Set out every line bearing the string "evil".

*** Material provided ***

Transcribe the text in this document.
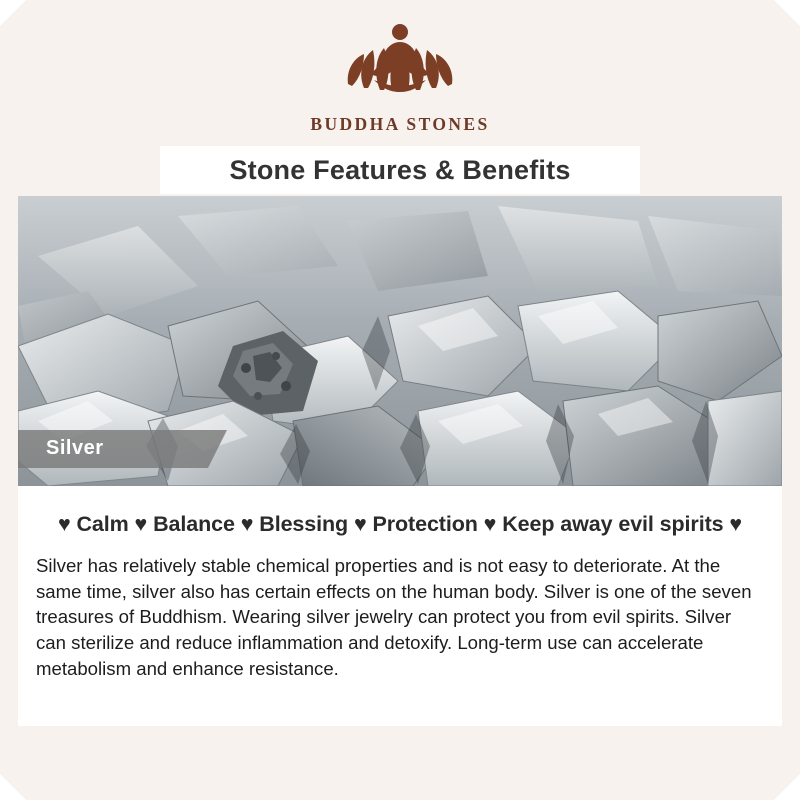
BUDDHA STONES
Stone Features & Benefits
Silver
♥ Calm ♥ Balance ♥ Blessing ♥ Protection ♥ Keep away evil spirits ♥

Silver has relatively stable chemical properties and is not easy to deteriorate. At the same time, silver also has certain effects on the human body. Silver is one of the seven treasures of Buddhism. Wearing silver jewelry can protect you from evil spirits. Silver can sterilize and reduce inflammation and detoxify. Long-term use can accelerate metabolism and enhance resistance.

***

** Finished task **
♥ Calm ♥ Balance ♥ Blessing ♥ Protection ♥ Keep away evil spirits ♥
Silver has relatively stable chemical properties and is not easy to deteriorate. At the same time, silver also has certain effects on the human body. Silver is one of the seven treasures of Buddhism. Wearing silver jewelry can protect you from evil spirits. Silver can sterilize and reduce inflammation and detoxify. Long-term use can accelerate metabolism and enhance resistance.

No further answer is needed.